:: REQUIREMENTS ::
Search the data below for the word "DEFESA" and copy each line that holds it.

:: MATERIAL PROVIDED ::
▼
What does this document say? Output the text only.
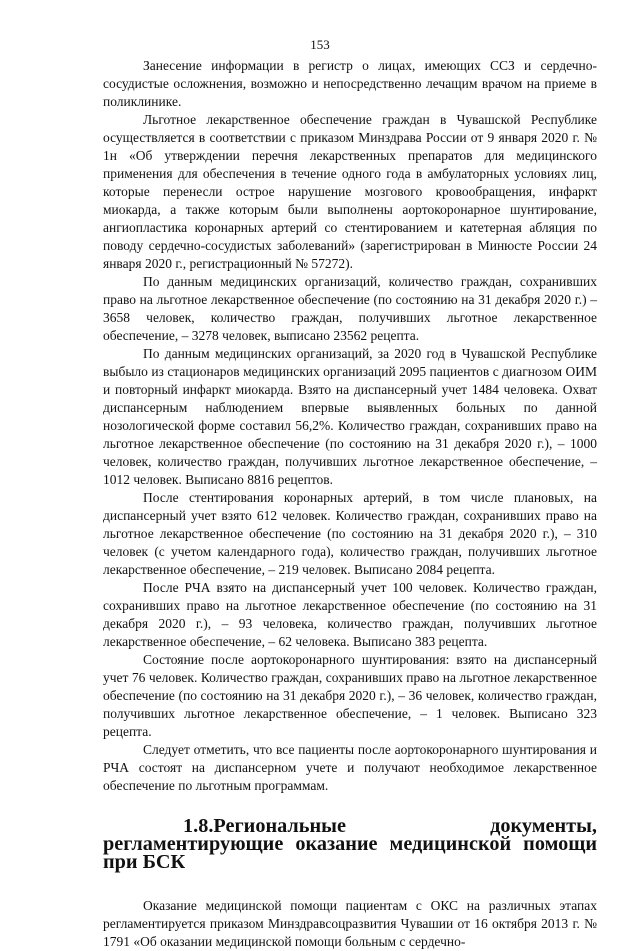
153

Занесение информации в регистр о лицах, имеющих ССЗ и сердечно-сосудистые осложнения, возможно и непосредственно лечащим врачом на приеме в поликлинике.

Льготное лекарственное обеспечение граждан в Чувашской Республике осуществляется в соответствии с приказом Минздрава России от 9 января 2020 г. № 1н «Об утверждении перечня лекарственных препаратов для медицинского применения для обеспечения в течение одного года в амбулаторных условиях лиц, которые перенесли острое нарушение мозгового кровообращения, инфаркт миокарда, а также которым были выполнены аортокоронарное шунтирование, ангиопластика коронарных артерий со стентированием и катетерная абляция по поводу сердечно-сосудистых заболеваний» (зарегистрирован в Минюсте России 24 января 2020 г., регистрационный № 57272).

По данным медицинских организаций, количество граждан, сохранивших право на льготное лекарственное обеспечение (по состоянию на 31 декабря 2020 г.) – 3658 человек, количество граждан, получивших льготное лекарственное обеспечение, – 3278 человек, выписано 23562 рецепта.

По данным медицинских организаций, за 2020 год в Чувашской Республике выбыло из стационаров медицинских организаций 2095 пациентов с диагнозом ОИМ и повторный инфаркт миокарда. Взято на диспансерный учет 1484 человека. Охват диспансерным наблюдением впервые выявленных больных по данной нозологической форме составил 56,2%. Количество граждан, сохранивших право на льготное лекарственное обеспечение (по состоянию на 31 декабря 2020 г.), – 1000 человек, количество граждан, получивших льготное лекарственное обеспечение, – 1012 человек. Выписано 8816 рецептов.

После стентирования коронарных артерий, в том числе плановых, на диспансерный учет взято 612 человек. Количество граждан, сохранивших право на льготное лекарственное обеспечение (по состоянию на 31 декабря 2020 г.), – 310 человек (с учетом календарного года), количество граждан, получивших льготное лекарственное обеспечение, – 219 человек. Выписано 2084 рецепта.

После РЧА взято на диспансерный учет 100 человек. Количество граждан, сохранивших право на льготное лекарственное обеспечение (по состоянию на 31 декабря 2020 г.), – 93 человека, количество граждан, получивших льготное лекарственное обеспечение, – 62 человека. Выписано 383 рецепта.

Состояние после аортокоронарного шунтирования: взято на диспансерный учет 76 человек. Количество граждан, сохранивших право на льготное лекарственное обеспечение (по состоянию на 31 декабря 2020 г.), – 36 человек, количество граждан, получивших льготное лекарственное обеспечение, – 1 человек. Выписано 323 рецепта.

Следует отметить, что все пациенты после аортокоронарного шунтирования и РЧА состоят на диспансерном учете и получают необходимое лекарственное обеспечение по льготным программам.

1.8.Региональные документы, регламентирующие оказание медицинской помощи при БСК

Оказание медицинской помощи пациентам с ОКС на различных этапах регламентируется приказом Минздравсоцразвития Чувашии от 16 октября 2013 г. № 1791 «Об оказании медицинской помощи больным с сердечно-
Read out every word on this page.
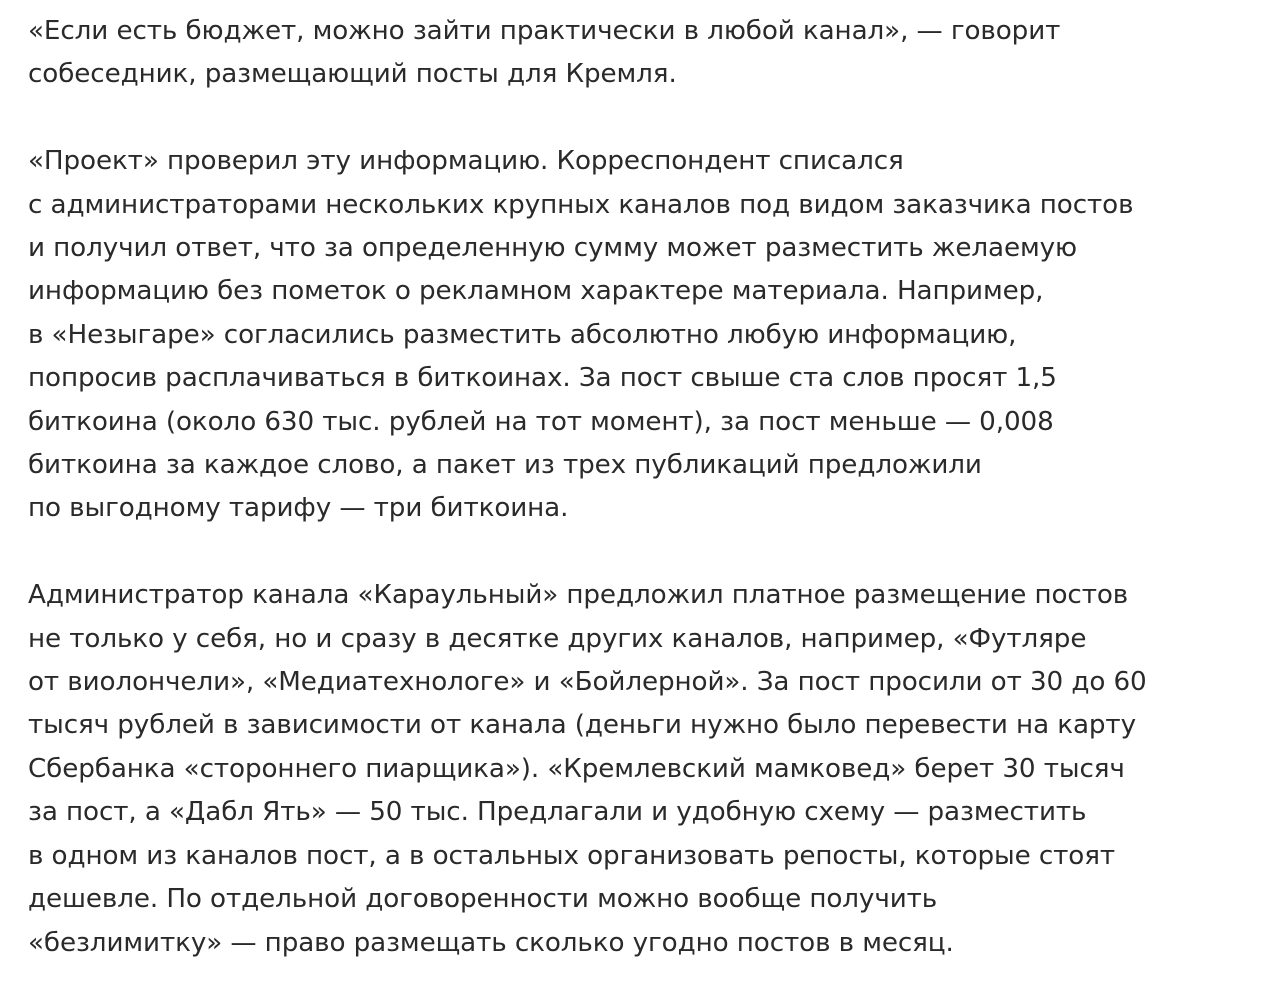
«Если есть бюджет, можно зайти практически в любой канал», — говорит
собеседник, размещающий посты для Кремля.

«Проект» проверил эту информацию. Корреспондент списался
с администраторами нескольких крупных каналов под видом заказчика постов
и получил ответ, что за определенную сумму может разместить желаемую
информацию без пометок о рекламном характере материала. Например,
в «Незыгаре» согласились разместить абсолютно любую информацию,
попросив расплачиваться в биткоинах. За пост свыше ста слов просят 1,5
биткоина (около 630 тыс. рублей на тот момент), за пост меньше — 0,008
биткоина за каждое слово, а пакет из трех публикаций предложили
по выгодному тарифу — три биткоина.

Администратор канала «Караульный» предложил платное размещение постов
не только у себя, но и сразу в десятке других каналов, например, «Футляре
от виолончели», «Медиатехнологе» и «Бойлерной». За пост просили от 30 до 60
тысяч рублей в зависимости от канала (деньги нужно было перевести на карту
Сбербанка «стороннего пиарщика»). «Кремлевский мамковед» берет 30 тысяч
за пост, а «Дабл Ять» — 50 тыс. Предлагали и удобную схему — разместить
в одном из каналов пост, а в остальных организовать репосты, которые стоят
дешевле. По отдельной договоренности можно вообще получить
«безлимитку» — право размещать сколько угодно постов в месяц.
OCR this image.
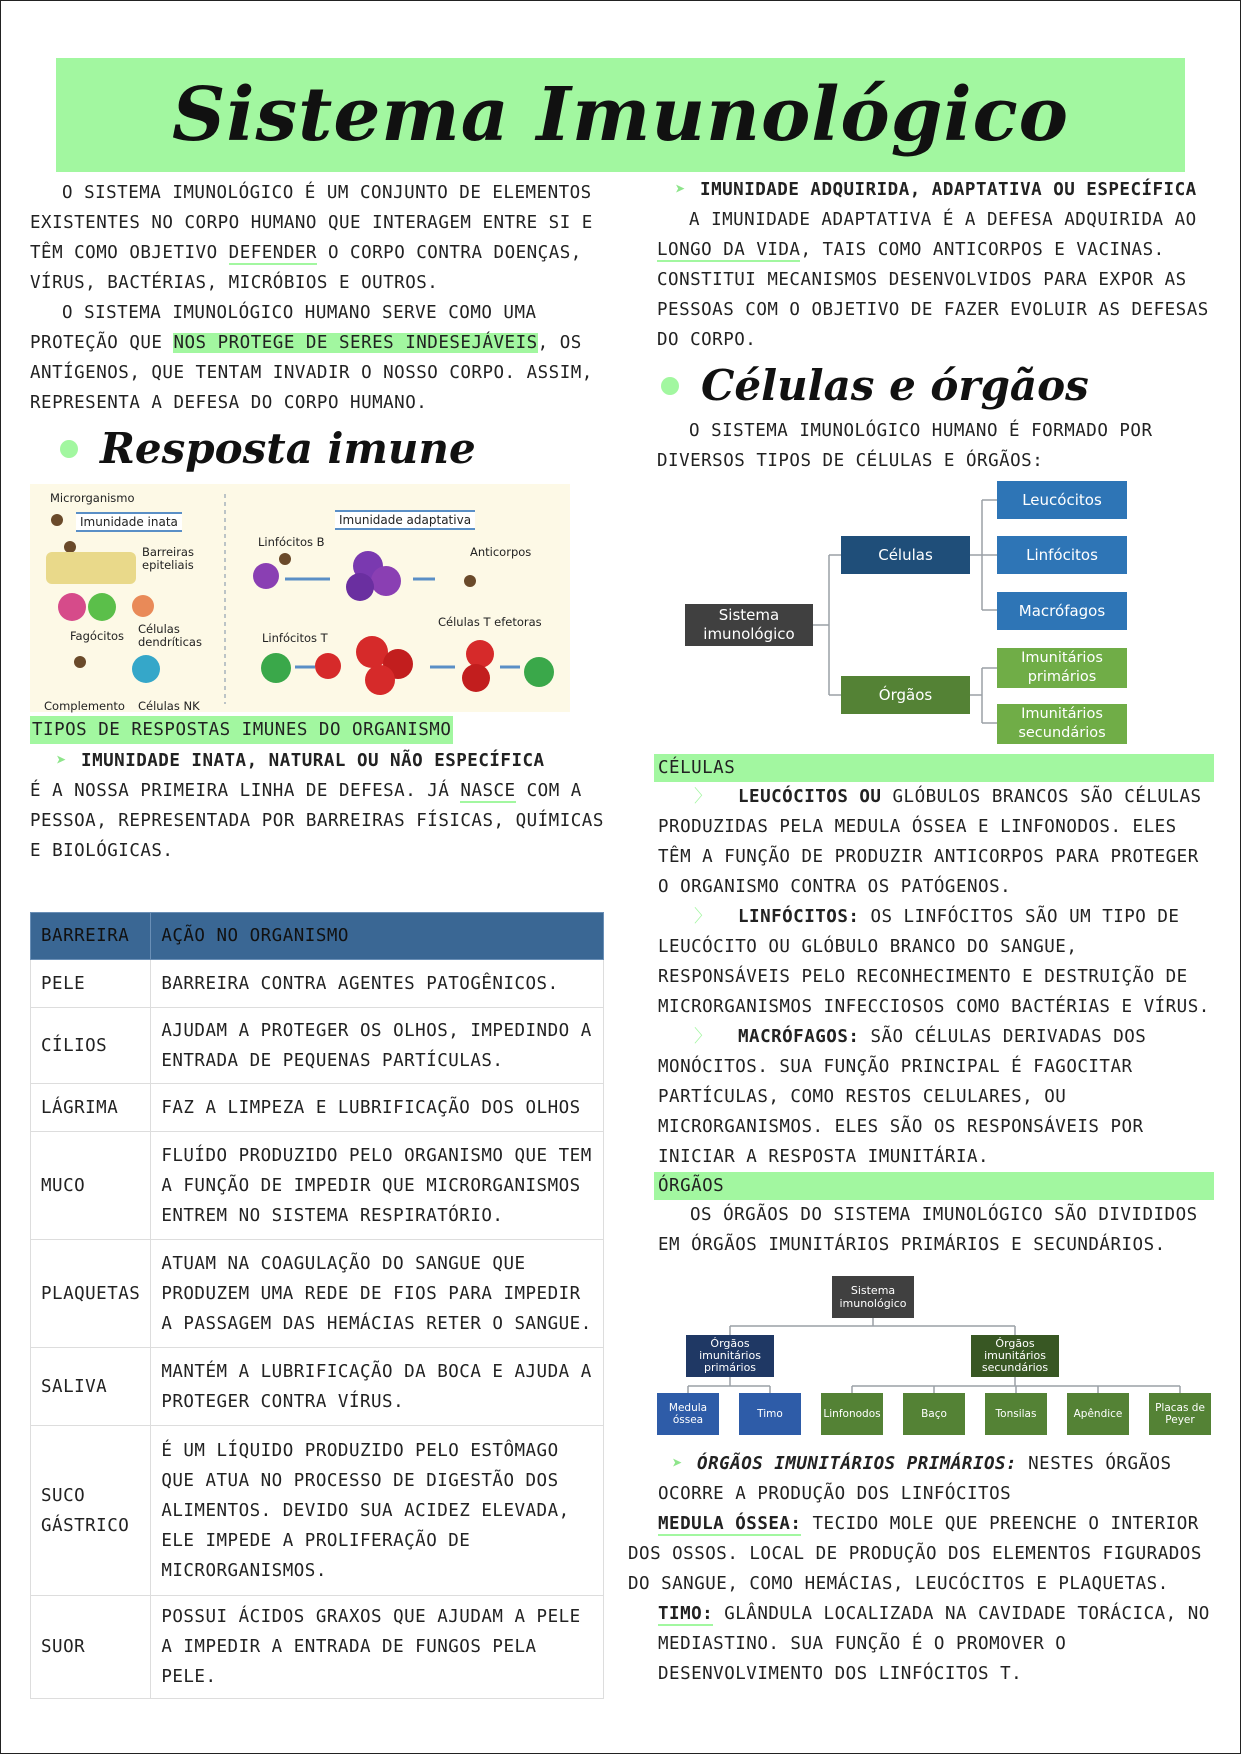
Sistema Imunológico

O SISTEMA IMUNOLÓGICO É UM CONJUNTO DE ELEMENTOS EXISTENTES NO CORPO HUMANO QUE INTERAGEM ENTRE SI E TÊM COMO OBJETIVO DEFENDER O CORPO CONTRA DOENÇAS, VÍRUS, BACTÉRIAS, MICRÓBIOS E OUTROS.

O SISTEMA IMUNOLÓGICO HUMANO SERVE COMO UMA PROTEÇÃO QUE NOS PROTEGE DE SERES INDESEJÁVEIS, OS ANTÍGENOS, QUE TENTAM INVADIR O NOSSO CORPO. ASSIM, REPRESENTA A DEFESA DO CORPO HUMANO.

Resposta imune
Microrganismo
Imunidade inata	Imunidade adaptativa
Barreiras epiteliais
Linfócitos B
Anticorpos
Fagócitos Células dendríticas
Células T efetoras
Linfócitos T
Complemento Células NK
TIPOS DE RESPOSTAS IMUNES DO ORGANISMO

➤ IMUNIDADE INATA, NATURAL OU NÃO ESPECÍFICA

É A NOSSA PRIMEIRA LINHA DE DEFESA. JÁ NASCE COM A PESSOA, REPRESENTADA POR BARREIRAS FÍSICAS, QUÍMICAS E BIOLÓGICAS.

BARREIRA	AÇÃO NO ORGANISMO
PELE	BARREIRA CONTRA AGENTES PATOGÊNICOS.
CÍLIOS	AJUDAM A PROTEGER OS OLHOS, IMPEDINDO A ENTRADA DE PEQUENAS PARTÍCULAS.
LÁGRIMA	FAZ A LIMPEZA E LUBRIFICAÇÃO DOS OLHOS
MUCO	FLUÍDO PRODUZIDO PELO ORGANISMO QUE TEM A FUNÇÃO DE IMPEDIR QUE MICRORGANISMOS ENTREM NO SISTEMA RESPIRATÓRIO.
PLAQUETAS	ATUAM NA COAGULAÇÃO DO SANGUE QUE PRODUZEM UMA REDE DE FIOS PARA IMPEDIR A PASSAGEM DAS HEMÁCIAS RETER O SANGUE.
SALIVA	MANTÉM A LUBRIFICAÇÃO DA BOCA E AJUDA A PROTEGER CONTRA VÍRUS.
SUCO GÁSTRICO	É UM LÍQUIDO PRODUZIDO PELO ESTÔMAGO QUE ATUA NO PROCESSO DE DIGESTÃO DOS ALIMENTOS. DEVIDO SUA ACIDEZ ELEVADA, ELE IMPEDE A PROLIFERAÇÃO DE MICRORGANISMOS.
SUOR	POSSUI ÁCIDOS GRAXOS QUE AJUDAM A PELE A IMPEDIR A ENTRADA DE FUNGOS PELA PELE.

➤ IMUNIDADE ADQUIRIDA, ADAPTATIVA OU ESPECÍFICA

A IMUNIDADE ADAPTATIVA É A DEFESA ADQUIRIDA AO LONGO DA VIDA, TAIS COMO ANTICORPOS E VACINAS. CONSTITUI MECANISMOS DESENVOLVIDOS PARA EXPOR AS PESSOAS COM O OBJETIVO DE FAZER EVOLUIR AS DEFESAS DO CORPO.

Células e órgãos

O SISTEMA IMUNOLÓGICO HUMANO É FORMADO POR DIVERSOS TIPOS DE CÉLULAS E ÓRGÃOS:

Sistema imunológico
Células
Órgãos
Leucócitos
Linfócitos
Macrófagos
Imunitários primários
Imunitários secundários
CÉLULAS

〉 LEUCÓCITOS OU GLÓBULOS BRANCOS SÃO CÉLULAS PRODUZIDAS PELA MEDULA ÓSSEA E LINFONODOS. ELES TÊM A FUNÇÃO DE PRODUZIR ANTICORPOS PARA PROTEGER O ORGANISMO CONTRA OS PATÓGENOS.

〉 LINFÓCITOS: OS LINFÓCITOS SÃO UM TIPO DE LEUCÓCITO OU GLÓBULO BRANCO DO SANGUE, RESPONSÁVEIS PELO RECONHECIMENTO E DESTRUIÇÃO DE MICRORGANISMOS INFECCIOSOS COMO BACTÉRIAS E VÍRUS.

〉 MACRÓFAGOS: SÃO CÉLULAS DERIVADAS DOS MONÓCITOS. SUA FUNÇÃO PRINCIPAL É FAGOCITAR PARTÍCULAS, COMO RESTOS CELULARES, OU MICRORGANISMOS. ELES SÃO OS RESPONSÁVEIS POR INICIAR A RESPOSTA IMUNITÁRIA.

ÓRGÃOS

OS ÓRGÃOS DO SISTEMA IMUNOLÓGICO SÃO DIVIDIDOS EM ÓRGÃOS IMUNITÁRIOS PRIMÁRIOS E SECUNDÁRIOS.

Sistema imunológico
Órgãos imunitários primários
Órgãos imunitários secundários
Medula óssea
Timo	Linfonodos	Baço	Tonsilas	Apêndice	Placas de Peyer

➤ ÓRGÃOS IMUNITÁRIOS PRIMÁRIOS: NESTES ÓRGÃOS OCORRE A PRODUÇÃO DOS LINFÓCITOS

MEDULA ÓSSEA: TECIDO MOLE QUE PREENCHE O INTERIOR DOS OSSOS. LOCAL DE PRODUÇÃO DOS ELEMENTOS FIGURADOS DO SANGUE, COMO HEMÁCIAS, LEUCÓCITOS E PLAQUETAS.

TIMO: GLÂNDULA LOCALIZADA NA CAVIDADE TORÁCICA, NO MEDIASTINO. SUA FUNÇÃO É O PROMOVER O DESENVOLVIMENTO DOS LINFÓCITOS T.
▲
:: OUTPUT OF THE EXERCISE ::
O SISTEMA IMUNOLÓGICO HUMANO SERVE COMO UMA PROTEÇÃO QUE NOS PROTEGE DE SERES INDESEJÁVEIS, OS ANTÍGENOS, QUE TENTAM INVADIR O NOSSO CORPO. ASSIM, REPRESENTA A DEFESA DO CORPO HUMANO.
É A NOSSA PRIMEIRA LINHA DE DEFESA. JÁ NASCE COM A PESSOA, REPRESENTADA POR BARREIRAS FÍSICAS, QUÍMICAS E BIOLÓGICAS.
A IMUNIDADE ADAPTATIVA É A DEFESA ADQUIRIDA AO LONGO DA VIDA, TAIS COMO ANTICORPOS E VACINAS. CONSTITUI MECANISMOS DESENVOLVIDOS PARA EXPOR AS PESSOAS COM O OBJETIVO DE FAZER EVOLUIR AS DEFESAS DO CORPO.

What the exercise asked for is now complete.